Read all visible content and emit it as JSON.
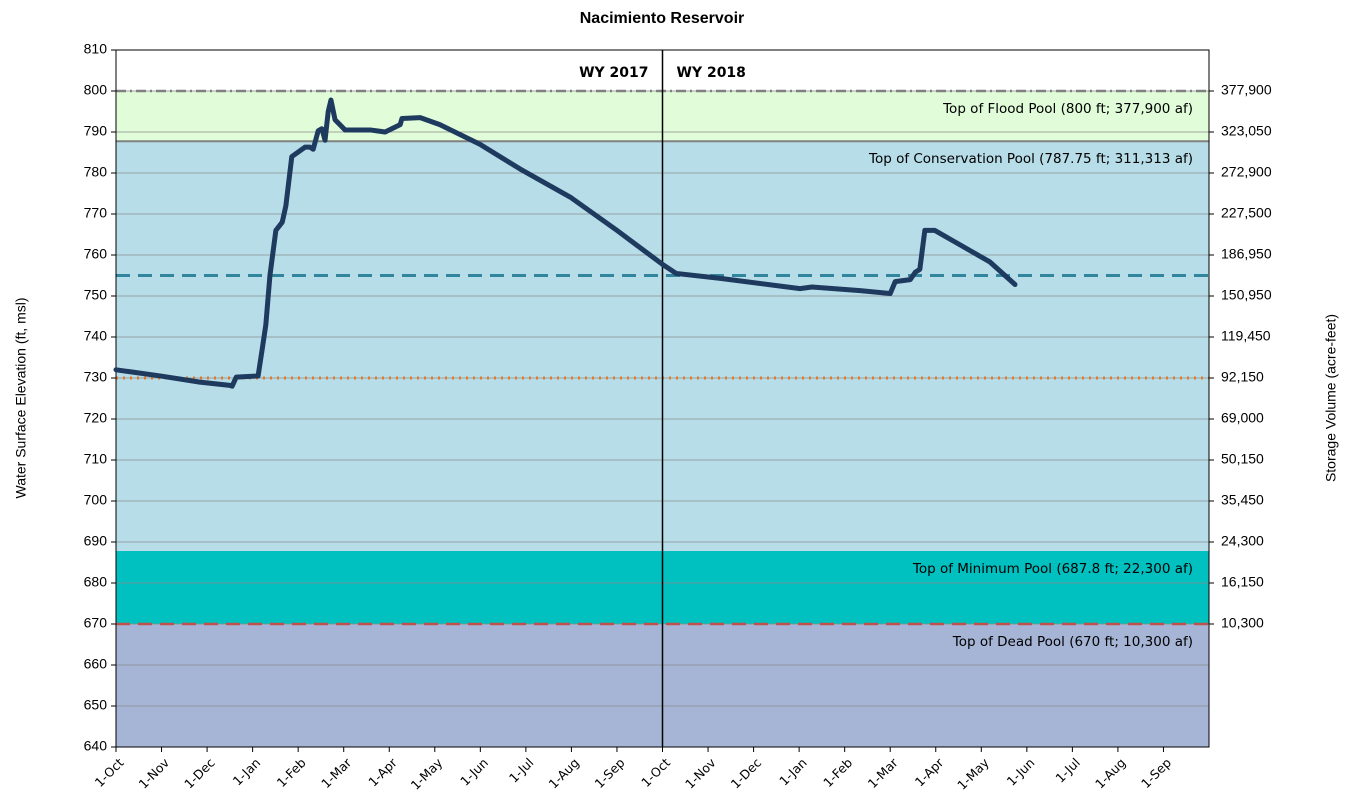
{
  "chart_data": {
    "type": "line",
    "title": "Nacimiento Reservoir",
    "y_label": "Water Surface Elevation (ft, msl)",
    "y2_label": "Storage Volume (acre-feet)",
    "ylim": [
      640,
      810
    ],
    "yticks": [
      640,
      650,
      660,
      670,
      680,
      690,
      700,
      710,
      720,
      730,
      740,
      750,
      760,
      770,
      780,
      790,
      800,
      810
    ],
    "xlim": [
      0,
      24
    ],
    "xticks": [
      {
        "value": 0,
        "label": "1-Oct"
      },
      {
        "value": 1,
        "label": "1-Nov"
      },
      {
        "value": 2,
        "label": "1-Dec"
      },
      {
        "value": 3,
        "label": "1-Jan"
      },
      {
        "value": 4,
        "label": "1-Feb"
      },
      {
        "value": 5,
        "label": "1-Mar"
      },
      {
        "value": 6,
        "label": "1-Apr"
      },
      {
        "value": 7,
        "label": "1-May"
      },
      {
        "value": 8,
        "label": "1-Jun"
      },
      {
        "value": 9,
        "label": "1-Jul"
      },
      {
        "value": 10,
        "label": "1-Aug"
      },
      {
        "value": 11,
        "label": "1-Sep"
      },
      {
        "value": 12,
        "label": "1-Oct"
      },
      {
        "value": 13,
        "label": "1-Nov"
      },
      {
        "value": 14,
        "label": "1-Dec"
      },
      {
        "value": 15,
        "label": "1-Jan"
      },
      {
        "value": 16,
        "label": "1-Feb"
      },
      {
        "value": 17,
        "label": "1-Mar"
      },
      {
        "value": 18,
        "label": "1-Apr"
      },
      {
        "value": 19,
        "label": "1-May"
      },
      {
        "value": 20,
        "label": "1-Jun"
      },
      {
        "value": 21,
        "label": "1-Jul"
      },
      {
        "value": 22,
        "label": "1-Aug"
      },
      {
        "value": 23,
        "label": "1-Sep"
      }
    ],
    "y2ticks": [
      {
        "value": 377900,
        "label": "377,900"
      },
      {
        "value": 323050,
        "label": "323,050"
      },
      {
        "value": 272900,
        "label": "272,900"
      },
      {
        "value": 227500,
        "label": "227,500"
      },
      {
        "value": 186950,
        "label": "186,950"
      },
      {
        "value": 150950,
        "label": "150,950"
      },
      {
        "value": 119450,
        "label": "119,450"
      },
      {
        "value": 92150,
        "label": "92,150"
      },
      {
        "value": 69000,
        "label": "69,000"
      },
      {
        "value": 50150,
        "label": "50,150"
      },
      {
        "value": 35450,
        "label": "35,450"
      },
      {
        "value": 24300,
        "label": "24,300"
      },
      {
        "value": 16150,
        "label": "16,150"
      },
      {
        "value": 10300,
        "label": "10,300"
      }
    ],
    "y2tick_elevations": [
      800,
      790,
      780,
      770,
      760,
      750,
      740,
      730,
      720,
      710,
      700,
      690,
      680,
      670
    ],
    "grid": true,
    "pools": [
      {
        "label": "Top of Flood Pool (800 ft; 377,900 af)",
        "elevation": 800,
        "fill": "#e0fcd9",
        "line": "dashdot",
        "line_color": "#808080"
      },
      {
        "label": "Top of Conservation Pool (787.75 ft; 311,313 af)",
        "elevation": 787.75,
        "fill": "#b7dde8",
        "line": "solid",
        "line_color": "#808080"
      },
      {
        "label": "Top of Minimum Pool (687.8 ft; 22,300 af)",
        "elevation": 687.8,
        "fill": "#00c0c0",
        "line": null,
        "line_color": null
      },
      {
        "label": "Top of Dead Pool (670 ft; 10,300 af)",
        "elevation": 670,
        "fill": "#a6b5d6",
        "line": "dashed",
        "line_color": "#c0504d"
      }
    ],
    "reference_lines": [
      {
        "value": 755,
        "color": "#31859c",
        "style": "dashed"
      },
      {
        "value": 730,
        "color": "#e87722",
        "style": "dotted"
      }
    ],
    "divider": 12,
    "water_years": [
      "WY 2017",
      "WY 2018"
    ],
    "series": [
      {
        "color": "#1f3a5f",
        "x": [
          0,
          0.97,
          1.84,
          2.5,
          2.55,
          2.64,
          3.12,
          3.21,
          3.29,
          3.38,
          3.51,
          3.65,
          3.73,
          3.86,
          4.15,
          4.26,
          4.33,
          4.44,
          4.52,
          4.59,
          4.66,
          4.72,
          4.81,
          5.03,
          5.58,
          5.91,
          6.24,
          6.28,
          6.68,
          7.11,
          7.99,
          8.87,
          9.99,
          11.0,
          11.99,
          12.3,
          13.27,
          15.02,
          15.28,
          16.34,
          17.0,
          17.11,
          17.44,
          17.55,
          17.65,
          17.76,
          17.98,
          18.53,
          19.19,
          19.74
        ],
        "values": [
          732,
          730.5,
          729,
          728.2,
          728,
          730.2,
          730.5,
          737,
          743,
          755,
          766,
          768,
          772,
          784,
          786.3,
          786.3,
          785.8,
          790.3,
          790.8,
          788,
          795,
          797.8,
          793,
          790.5,
          790.5,
          790,
          791.8,
          793.3,
          793.5,
          791.8,
          787,
          781,
          774,
          766,
          757.8,
          755.5,
          754.3,
          751.8,
          752.2,
          751.3,
          750.6,
          753.5,
          754,
          755.8,
          756.5,
          766,
          766,
          762.5,
          758.3,
          752.8
        ]
      }
    ]
  }
}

====

**Instruction**
Transcribe the material exactly, keeping every word and none of the pictures.

**Expected answer**
Read all visible content and emit it as JSON.
{
  "chart_data": {
    "type": "line",
    "title": "Nacimiento Reservoir",
    "y_label": "Water Surface Elevation (ft, msl)",
    "y2_label": "Storage Volume (acre-feet)",
    "ylim": [
      640,
      810
    ],
    "yticks": [
      640,
      650,
      660,
      670,
      680,
      690,
      700,
      710,
      720,
      730,
      740,
      750,
      760,
      770,
      780,
      790,
      800,
      810
    ],
    "xlim": [
      0,
      24
    ],
    "xticks": [
      {
        "value": 0,
        "label": "1-Oct"
      },
      {
        "value": 1,
        "label": "1-Nov"
      },
      {
        "value": 2,
        "label": "1-Dec"
      },
      {
        "value": 3,
        "label": "1-Jan"
      },
      {
        "value": 4,
        "label": "1-Feb"
      },
      {
        "value": 5,
        "label": "1-Mar"
      },
      {
        "value": 6,
        "label": "1-Apr"
      },
      {
        "value": 7,
        "label": "1-May"
      },
      {
        "value": 8,
        "label": "1-Jun"
      },
      {
        "value": 9,
        "label": "1-Jul"
      },
      {
        "value": 10,
        "label": "1-Aug"
      },
      {
        "value": 11,
        "label": "1-Sep"
      },
      {
        "value": 12,
        "label": "1-Oct"
      },
      {
        "value": 13,
        "label": "1-Nov"
      },
      {
        "value": 14,
        "label": "1-Dec"
      },
      {
        "value": 15,
        "label": "1-Jan"
      },
      {
        "value": 16,
        "label": "1-Feb"
      },
      {
        "value": 17,
        "label": "1-Mar"
      },
      {
        "value": 18,
        "label": "1-Apr"
      },
      {
        "value": 19,
        "label": "1-May"
      },
      {
        "value": 20,
        "label": "1-Jun"
      },
      {
        "value": 21,
        "label": "1-Jul"
      },
      {
        "value": 22,
        "label": "1-Aug"
      },
      {
        "value": 23,
        "label": "1-Sep"
      }
    ],
    "y2ticks": [
      {
        "value": 377900,
        "label": "377,900"
      },
      {
        "value": 323050,
        "label": "323,050"
      },
      {
        "value": 272900,
        "label": "272,900"
      },
      {
        "value": 227500,
        "label": "227,500"
      },
      {
        "value": 186950,
        "label": "186,950"
      },
      {
        "value": 150950,
        "label": "150,950"
      },
      {
        "value": 119450,
        "label": "119,450"
      },
      {
        "value": 92150,
        "label": "92,150"
      },
      {
        "value": 69000,
        "label": "69,000"
      },
      {
        "value": 50150,
        "label": "50,150"
      },
      {
        "value": 35450,
        "label": "35,450"
      },
      {
        "value": 24300,
        "label": "24,300"
      },
      {
        "value": 16150,
        "label": "16,150"
      },
      {
        "value": 10300,
        "label": "10,300"
      }
    ],
    "y2tick_elevations": [
      800,
      790,
      780,
      770,
      760,
      750,
      740,
      730,
      720,
      710,
      700,
      690,
      680,
      670
    ],
    "grid": true,
    "pools": [
      {
        "label": "Top of Flood Pool (800 ft; 377,900 af)",
        "elevation": 800,
        "fill": "#e0fcd9",
        "line": "dashdot",
        "line_color": "#808080"
      },
      {
        "label": "Top of Conservation Pool (787.75 ft; 311,313 af)",
        "elevation": 787.75,
        "fill": "#b7dde8",
        "line": "solid",
        "line_color": "#808080"
      },
      {
        "label": "Top of Minimum Pool (687.8 ft; 22,300 af)",
        "elevation": 687.8,
        "fill": "#00c0c0",
        "line": null,
        "line_color": null
      },
      {
        "label": "Top of Dead Pool (670 ft; 10,300 af)",
        "elevation": 670,
        "fill": "#a6b5d6",
        "line": "dashed",
        "line_color": "#c0504d"
      }
    ],
    "reference_lines": [
      {
        "value": 755,
        "color": "#31859c",
        "style": "dashed"
      },
      {
        "value": 730,
        "color": "#e87722",
        "style": "dotted"
      }
    ],
    "divider": 12,
    "water_years": [
      "WY 2017",
      "WY 2018"
    ],
    "series": [
      {
        "color": "#1f3a5f",
        "x": [
          0,
          0.97,
          1.84,
          2.5,
          2.55,
          2.64,
          3.12,
          3.21,
          3.29,
          3.38,
          3.51,
          3.65,
          3.73,
          3.86,
          4.15,
          4.26,
          4.33,
          4.44,
          4.52,
          4.59,
          4.66,
          4.72,
          4.81,
          5.03,
          5.58,
          5.91,
          6.24,
          6.28,
          6.68,
          7.11,
          7.99,
          8.87,
          9.99,
          11.0,
          11.99,
          12.3,
          13.27,
          15.02,
          15.28,
          16.34,
          17.0,
          17.11,
          17.44,
          17.55,
          17.65,
          17.76,
          17.98,
          18.53,
          19.19,
          19.74
        ],
        "values": [
          732,
          730.5,
          729,
          728.2,
          728,
          730.2,
          730.5,
          737,
          743,
          755,
          766,
          768,
          772,
          784,
          786.3,
          786.3,
          785.8,
          790.3,
          790.8,
          788,
          795,
          797.8,
          793,
          790.5,
          790.5,
          790,
          791.8,
          793.3,
          793.5,
          791.8,
          787,
          781,
          774,
          766,
          757.8,
          755.5,
          754.3,
          751.8,
          752.2,
          751.3,
          750.6,
          753.5,
          754,
          755.8,
          756.5,
          766,
          766,
          762.5,
          758.3,
          752.8
        ]
      }
    ]
  }
}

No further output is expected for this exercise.